[Extracted data entries]
▬▬▬

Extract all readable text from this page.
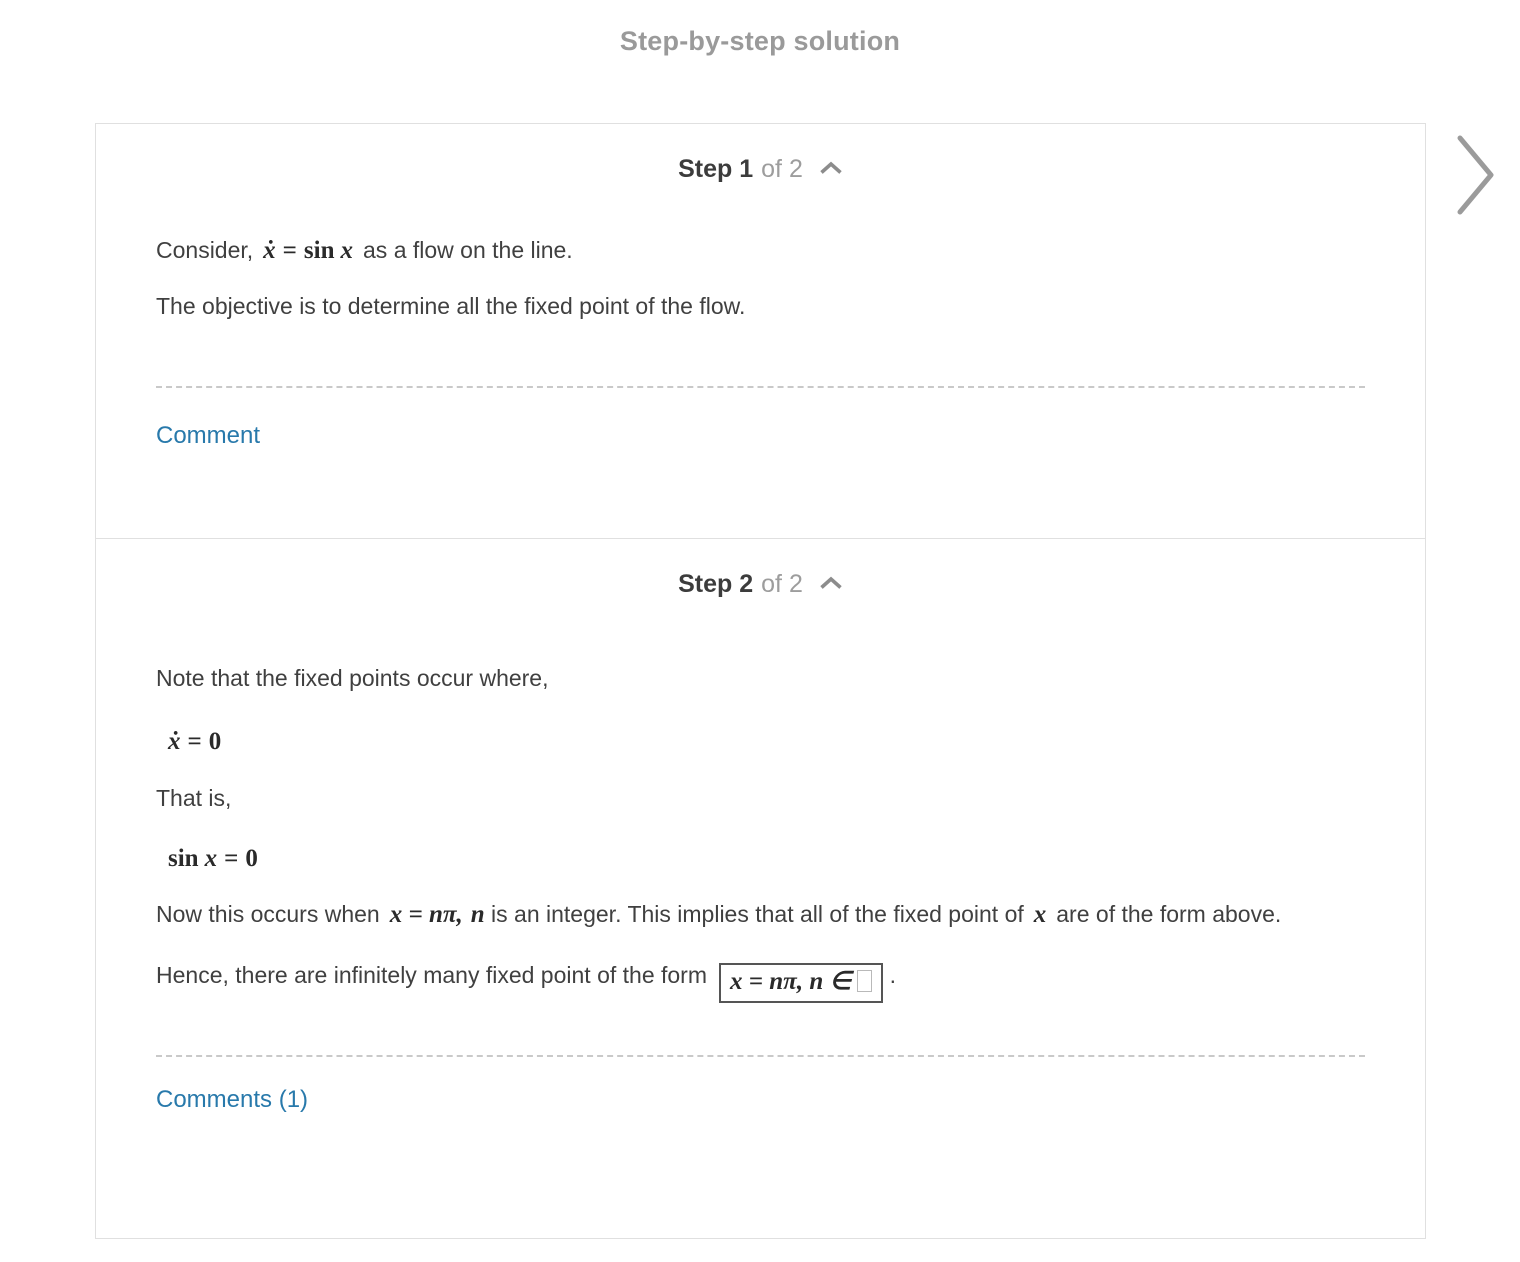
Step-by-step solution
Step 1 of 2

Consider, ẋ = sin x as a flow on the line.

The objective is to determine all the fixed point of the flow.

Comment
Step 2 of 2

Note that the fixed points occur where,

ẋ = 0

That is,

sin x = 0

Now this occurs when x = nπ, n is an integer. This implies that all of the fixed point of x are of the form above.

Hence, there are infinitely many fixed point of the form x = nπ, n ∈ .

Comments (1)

▬▬▬

Transcribe the material as is, with images omitted.

*Correct output:*
Extract all readable text from this page.
Step-by-step solution
Step 1 of 2

Consider, ẋ = sin x as a flow on the line.

The objective is to determine all the fixed point of the flow.

Comment
Step 2 of 2

Note that the fixed points occur where,

ẋ = 0

That is,

sin x = 0

Now this occurs when x = nπ, n is an integer. This implies that all of the fixed point of x are of the form above.

Hence, there are infinitely many fixed point of the form x = nπ, n ∈ .

Comments (1)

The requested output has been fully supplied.